[BEGIN]

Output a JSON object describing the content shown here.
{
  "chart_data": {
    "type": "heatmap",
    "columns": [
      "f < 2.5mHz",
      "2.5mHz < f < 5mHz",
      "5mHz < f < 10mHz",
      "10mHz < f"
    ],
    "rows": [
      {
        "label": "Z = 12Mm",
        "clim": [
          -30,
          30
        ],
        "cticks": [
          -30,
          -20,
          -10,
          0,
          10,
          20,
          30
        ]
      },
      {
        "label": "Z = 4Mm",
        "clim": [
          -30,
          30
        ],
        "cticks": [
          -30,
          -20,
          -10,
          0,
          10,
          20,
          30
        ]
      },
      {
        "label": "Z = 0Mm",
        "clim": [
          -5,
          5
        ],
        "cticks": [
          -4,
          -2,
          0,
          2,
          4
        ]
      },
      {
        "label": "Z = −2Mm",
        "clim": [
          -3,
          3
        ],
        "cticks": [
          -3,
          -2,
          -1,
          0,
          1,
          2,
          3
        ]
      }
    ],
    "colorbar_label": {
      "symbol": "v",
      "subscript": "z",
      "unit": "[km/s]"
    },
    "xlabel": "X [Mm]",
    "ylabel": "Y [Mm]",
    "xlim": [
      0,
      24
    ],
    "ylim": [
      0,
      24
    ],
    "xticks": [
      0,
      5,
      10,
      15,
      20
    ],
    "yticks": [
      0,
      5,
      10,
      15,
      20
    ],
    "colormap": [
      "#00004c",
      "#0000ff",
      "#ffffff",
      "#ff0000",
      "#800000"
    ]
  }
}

[END]

TASK DIRECTIONS:
Print the records once more, exactly as they were given.

EXPECTED ANSWER:
Output a JSON object describing the content shown here.
{
  "chart_data": {
    "type": "heatmap",
    "columns": [
      "f < 2.5mHz",
      "2.5mHz < f < 5mHz",
      "5mHz < f < 10mHz",
      "10mHz < f"
    ],
    "rows": [
      {
        "label": "Z = 12Mm",
        "clim": [
          -30,
          30
        ],
        "cticks": [
          -30,
          -20,
          -10,
          0,
          10,
          20,
          30
        ]
      },
      {
        "label": "Z = 4Mm",
        "clim": [
          -30,
          30
        ],
        "cticks": [
          -30,
          -20,
          -10,
          0,
          10,
          20,
          30
        ]
      },
      {
        "label": "Z = 0Mm",
        "clim": [
          -5,
          5
        ],
        "cticks": [
          -4,
          -2,
          0,
          2,
          4
        ]
      },
      {
        "label": "Z = −2Mm",
        "clim": [
          -3,
          3
        ],
        "cticks": [
          -3,
          -2,
          -1,
          0,
          1,
          2,
          3
        ]
      }
    ],
    "colorbar_label": {
      "symbol": "v",
      "subscript": "z",
      "unit": "[km/s]"
    },
    "xlabel": "X [Mm]",
    "ylabel": "Y [Mm]",
    "xlim": [
      0,
      24
    ],
    "ylim": [
      0,
      24
    ],
    "xticks": [
      0,
      5,
      10,
      15,
      20
    ],
    "yticks": [
      0,
      5,
      10,
      15,
      20
    ],
    "colormap": [
      "#00004c",
      "#0000ff",
      "#ffffff",
      "#ff0000",
      "#800000"
    ]
  }
}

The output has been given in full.